**Aim**: Copy every line of the material below word for word.

═════ Data in this exercise ═════

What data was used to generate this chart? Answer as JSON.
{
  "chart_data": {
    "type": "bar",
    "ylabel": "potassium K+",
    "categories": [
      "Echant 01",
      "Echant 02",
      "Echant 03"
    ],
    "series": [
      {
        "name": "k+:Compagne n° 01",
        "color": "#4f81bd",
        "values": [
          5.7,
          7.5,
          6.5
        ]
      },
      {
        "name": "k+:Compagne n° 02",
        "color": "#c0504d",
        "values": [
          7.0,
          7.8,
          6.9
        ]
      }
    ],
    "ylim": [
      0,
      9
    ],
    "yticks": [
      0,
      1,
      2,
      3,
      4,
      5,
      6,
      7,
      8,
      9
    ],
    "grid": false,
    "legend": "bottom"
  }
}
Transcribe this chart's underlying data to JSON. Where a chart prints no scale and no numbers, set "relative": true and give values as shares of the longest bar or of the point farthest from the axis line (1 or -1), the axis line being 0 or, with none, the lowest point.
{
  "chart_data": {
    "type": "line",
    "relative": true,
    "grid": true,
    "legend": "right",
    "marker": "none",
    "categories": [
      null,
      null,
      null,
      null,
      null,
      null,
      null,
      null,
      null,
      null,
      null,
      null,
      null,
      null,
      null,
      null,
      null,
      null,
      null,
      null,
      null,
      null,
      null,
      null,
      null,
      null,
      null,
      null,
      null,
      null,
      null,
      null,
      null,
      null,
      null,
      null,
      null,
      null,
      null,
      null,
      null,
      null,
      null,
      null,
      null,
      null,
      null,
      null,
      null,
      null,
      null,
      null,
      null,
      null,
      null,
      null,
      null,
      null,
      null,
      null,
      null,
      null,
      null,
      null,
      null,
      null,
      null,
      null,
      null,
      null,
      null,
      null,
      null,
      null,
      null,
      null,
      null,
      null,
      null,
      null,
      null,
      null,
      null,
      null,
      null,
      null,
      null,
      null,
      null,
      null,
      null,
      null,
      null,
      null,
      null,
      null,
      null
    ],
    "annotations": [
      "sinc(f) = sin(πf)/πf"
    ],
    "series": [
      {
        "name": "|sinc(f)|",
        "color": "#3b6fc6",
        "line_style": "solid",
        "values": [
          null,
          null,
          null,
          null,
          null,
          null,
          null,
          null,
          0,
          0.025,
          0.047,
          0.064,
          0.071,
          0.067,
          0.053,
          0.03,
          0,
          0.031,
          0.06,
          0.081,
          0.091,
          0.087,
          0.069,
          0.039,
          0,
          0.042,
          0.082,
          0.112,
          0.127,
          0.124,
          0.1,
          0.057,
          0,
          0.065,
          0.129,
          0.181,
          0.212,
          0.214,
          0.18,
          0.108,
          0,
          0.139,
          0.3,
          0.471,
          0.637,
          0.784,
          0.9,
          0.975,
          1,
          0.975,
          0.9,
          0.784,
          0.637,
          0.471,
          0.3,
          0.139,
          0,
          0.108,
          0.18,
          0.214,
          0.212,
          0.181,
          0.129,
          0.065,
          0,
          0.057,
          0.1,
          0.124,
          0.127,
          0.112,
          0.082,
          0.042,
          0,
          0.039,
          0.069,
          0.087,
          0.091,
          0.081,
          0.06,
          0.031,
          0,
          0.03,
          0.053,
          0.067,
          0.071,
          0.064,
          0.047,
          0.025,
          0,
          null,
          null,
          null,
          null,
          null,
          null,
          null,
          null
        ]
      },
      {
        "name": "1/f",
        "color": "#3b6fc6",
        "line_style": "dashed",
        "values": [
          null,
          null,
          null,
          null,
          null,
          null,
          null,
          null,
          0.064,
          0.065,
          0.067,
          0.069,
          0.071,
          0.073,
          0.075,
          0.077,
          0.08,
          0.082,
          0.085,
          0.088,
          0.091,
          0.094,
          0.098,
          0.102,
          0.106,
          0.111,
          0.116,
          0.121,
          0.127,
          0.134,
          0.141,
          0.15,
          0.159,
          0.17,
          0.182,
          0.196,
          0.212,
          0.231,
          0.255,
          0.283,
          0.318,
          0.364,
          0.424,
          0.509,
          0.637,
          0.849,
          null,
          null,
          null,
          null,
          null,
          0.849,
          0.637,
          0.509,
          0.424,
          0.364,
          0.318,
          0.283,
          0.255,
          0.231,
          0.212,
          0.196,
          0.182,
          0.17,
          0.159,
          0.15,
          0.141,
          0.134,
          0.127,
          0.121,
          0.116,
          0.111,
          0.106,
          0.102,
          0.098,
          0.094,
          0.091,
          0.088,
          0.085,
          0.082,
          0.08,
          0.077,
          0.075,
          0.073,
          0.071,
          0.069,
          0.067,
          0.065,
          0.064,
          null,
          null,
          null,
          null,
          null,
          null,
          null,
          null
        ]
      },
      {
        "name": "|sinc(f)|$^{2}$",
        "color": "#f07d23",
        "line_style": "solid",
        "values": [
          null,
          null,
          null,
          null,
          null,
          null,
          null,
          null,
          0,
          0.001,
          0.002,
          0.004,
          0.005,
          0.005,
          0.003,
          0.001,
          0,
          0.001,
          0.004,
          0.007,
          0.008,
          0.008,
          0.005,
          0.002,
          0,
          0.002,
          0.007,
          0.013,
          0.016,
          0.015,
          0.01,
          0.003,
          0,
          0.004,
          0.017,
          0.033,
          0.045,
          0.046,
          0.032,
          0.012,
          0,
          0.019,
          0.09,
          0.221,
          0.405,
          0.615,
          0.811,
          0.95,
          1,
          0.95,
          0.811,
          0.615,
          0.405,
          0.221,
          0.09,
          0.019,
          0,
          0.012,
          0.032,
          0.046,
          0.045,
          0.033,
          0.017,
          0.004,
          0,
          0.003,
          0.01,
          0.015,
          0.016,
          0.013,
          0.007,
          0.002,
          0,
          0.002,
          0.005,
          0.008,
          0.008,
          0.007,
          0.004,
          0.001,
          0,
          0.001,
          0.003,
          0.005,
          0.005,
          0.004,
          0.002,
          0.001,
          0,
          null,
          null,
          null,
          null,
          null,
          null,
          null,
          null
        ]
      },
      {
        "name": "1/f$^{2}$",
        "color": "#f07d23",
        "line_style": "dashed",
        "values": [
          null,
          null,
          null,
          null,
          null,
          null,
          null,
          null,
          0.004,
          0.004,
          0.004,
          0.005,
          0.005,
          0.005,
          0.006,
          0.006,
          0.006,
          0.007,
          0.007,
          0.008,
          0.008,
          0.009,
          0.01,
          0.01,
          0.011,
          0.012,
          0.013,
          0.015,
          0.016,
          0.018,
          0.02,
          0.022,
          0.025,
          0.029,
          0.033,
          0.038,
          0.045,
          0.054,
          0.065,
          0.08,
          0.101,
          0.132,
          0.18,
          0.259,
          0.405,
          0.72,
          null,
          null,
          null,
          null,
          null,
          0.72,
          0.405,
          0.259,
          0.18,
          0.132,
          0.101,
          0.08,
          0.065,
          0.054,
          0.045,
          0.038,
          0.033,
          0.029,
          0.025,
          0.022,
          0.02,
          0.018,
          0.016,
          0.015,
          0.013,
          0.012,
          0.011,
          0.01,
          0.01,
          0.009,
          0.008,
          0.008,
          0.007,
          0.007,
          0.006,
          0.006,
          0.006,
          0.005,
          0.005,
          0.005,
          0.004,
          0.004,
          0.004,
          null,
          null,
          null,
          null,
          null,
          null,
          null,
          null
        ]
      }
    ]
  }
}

═════

**Complete response**:
What data was used to generate this chart? Answer as JSON.
{
  "chart_data": {
    "type": "bar",
    "ylabel": "potassium K+",
    "categories": [
      "Echant 01",
      "Echant 02",
      "Echant 03"
    ],
    "series": [
      {
        "name": "k+:Compagne n° 01",
        "color": "#4f81bd",
        "values": [
          5.7,
          7.5,
          6.5
        ]
      },
      {
        "name": "k+:Compagne n° 02",
        "color": "#c0504d",
        "values": [
          7.0,
          7.8,
          6.9
        ]
      }
    ],
    "ylim": [
      0,
      9
    ],
    "yticks": [
      0,
      1,
      2,
      3,
      4,
      5,
      6,
      7,
      8,
      9
    ],
    "grid": false,
    "legend": "bottom"
  }
}
Transcribe this chart's underlying data to JSON. Where a chart prints no scale and no numbers, set "relative": true and give values as shares of the longest bar or of the point farthest from the axis line (1 or -1), the axis line being 0 or, with none, the lowest point.
{
  "chart_data": {
    "type": "line",
    "relative": true,
    "grid": true,
    "legend": "right",
    "marker": "none",
    "categories": [
      null,
      null,
      null,
      null,
      null,
      null,
      null,
      null,
      null,
      null,
      null,
      null,
      null,
      null,
      null,
      null,
      null,
      null,
      null,
      null,
      null,
      null,
      null,
      null,
      null,
      null,
      null,
      null,
      null,
      null,
      null,
      null,
      null,
      null,
      null,
      null,
      null,
      null,
      null,
      null,
      null,
      null,
      null,
      null,
      null,
      null,
      null,
      null,
      null,
      null,
      null,
      null,
      null,
      null,
      null,
      null,
      null,
      null,
      null,
      null,
      null,
      null,
      null,
      null,
      null,
      null,
      null,
      null,
      null,
      null,
      null,
      null,
      null,
      null,
      null,
      null,
      null,
      null,
      null,
      null,
      null,
      null,
      null,
      null,
      null,
      null,
      null,
      null,
      null,
      null,
      null,
      null,
      null,
      null,
      null,
      null,
      null
    ],
    "annotations": [
      "sinc(f) = sin(πf)/πf"
    ],
    "series": [
      {
        "name": "|sinc(f)|",
        "color": "#3b6fc6",
        "line_style": "solid",
        "values": [
          null,
          null,
          null,
          null,
          null,
          null,
          null,
          null,
          0,
          0.025,
          0.047,
          0.064,
          0.071,
          0.067,
          0.053,
          0.03,
          0,
          0.031,
          0.06,
          0.081,
          0.091,
          0.087,
          0.069,
          0.039,
          0,
          0.042,
          0.082,
          0.112,
          0.127,
          0.124,
          0.1,
          0.057,
          0,
          0.065,
          0.129,
          0.181,
          0.212,
          0.214,
          0.18,
          0.108,
          0,
          0.139,
          0.3,
          0.471,
          0.637,
          0.784,
          0.9,
          0.975,
          1,
          0.975,
          0.9,
          0.784,
          0.637,
          0.471,
          0.3,
          0.139,
          0,
          0.108,
          0.18,
          0.214,
          0.212,
          0.181,
          0.129,
          0.065,
          0,
          0.057,
          0.1,
          0.124,
          0.127,
          0.112,
          0.082,
          0.042,
          0,
          0.039,
          0.069,
          0.087,
          0.091,
          0.081,
          0.06,
          0.031,
          0,
          0.03,
          0.053,
          0.067,
          0.071,
          0.064,
          0.047,
          0.025,
          0,
          null,
          null,
          null,
          null,
          null,
          null,
          null,
          null
        ]
      },
      {
        "name": "1/f",
        "color": "#3b6fc6",
        "line_style": "dashed",
        "values": [
          null,
          null,
          null,
          null,
          null,
          null,
          null,
          null,
          0.064,
          0.065,
          0.067,
          0.069,
          0.071,
          0.073,
          0.075,
          0.077,
          0.08,
          0.082,
          0.085,
          0.088,
          0.091,
          0.094,
          0.098,
          0.102,
          0.106,
          0.111,
          0.116,
          0.121,
          0.127,
          0.134,
          0.141,
          0.15,
          0.159,
          0.17,
          0.182,
          0.196,
          0.212,
          0.231,
          0.255,
          0.283,
          0.318,
          0.364,
          0.424,
          0.509,
          0.637,
          0.849,
          null,
          null,
          null,
          null,
          null,
          0.849,
          0.637,
          0.509,
          0.424,
          0.364,
          0.318,
          0.283,
          0.255,
          0.231,
          0.212,
          0.196,
          0.182,
          0.17,
          0.159,
          0.15,
          0.141,
          0.134,
          0.127,
          0.121,
          0.116,
          0.111,
          0.106,
          0.102,
          0.098,
          0.094,
          0.091,
          0.088,
          0.085,
          0.082,
          0.08,
          0.077,
          0.075,
          0.073,
          0.071,
          0.069,
          0.067,
          0.065,
          0.064,
          null,
          null,
          null,
          null,
          null,
          null,
          null,
          null
        ]
      },
      {
        "name": "|sinc(f)|$^{2}$",
        "color": "#f07d23",
        "line_style": "solid",
        "values": [
          null,
          null,
          null,
          null,
          null,
          null,
          null,
          null,
          0,
          0.001,
          0.002,
          0.004,
          0.005,
          0.005,
          0.003,
          0.001,
          0,
          0.001,
          0.004,
          0.007,
          0.008,
          0.008,
          0.005,
          0.002,
          0,
          0.002,
          0.007,
          0.013,
          0.016,
          0.015,
          0.01,
          0.003,
          0,
          0.004,
          0.017,
          0.033,
          0.045,
          0.046,
          0.032,
          0.012,
          0,
          0.019,
          0.09,
          0.221,
          0.405,
          0.615,
          0.811,
          0.95,
          1,
          0.95,
          0.811,
          0.615,
          0.405,
          0.221,
          0.09,
          0.019,
          0,
          0.012,
          0.032,
          0.046,
          0.045,
          0.033,
          0.017,
          0.004,
          0,
          0.003,
          0.01,
          0.015,
          0.016,
          0.013,
          0.007,
          0.002,
          0,
          0.002,
          0.005,
          0.008,
          0.008,
          0.007,
          0.004,
          0.001,
          0,
          0.001,
          0.003,
          0.005,
          0.005,
          0.004,
          0.002,
          0.001,
          0,
          null,
          null,
          null,
          null,
          null,
          null,
          null,
          null
        ]
      },
      {
        "name": "1/f$^{2}$",
        "color": "#f07d23",
        "line_style": "dashed",
        "values": [
          null,
          null,
          null,
          null,
          null,
          null,
          null,
          null,
          0.004,
          0.004,
          0.004,
          0.005,
          0.005,
          0.005,
          0.006,
          0.006,
          0.006,
          0.007,
          0.007,
          0.008,
          0.008,
          0.009,
          0.01,
          0.01,
          0.011,
          0.012,
          0.013,
          0.015,
          0.016,
          0.018,
          0.02,
          0.022,
          0.025,
          0.029,
          0.033,
          0.038,
          0.045,
          0.054,
          0.065,
          0.08,
          0.101,
          0.132,
          0.18,
          0.259,
          0.405,
          0.72,
          null,
          null,
          null,
          null,
          null,
          0.72,
          0.405,
          0.259,
          0.18,
          0.132,
          0.101,
          0.08,
          0.065,
          0.054,
          0.045,
          0.038,
          0.033,
          0.029,
          0.025,
          0.022,
          0.02,
          0.018,
          0.016,
          0.015,
          0.013,
          0.012,
          0.011,
          0.01,
          0.01,
          0.009,
          0.008,
          0.008,
          0.007,
          0.007,
          0.006,
          0.006,
          0.006,
          0.005,
          0.005,
          0.005,
          0.004,
          0.004,
          0.004,
          null,
          null,
          null,
          null,
          null,
          null,
          null,
          null
        ]
      }
    ]
  }
}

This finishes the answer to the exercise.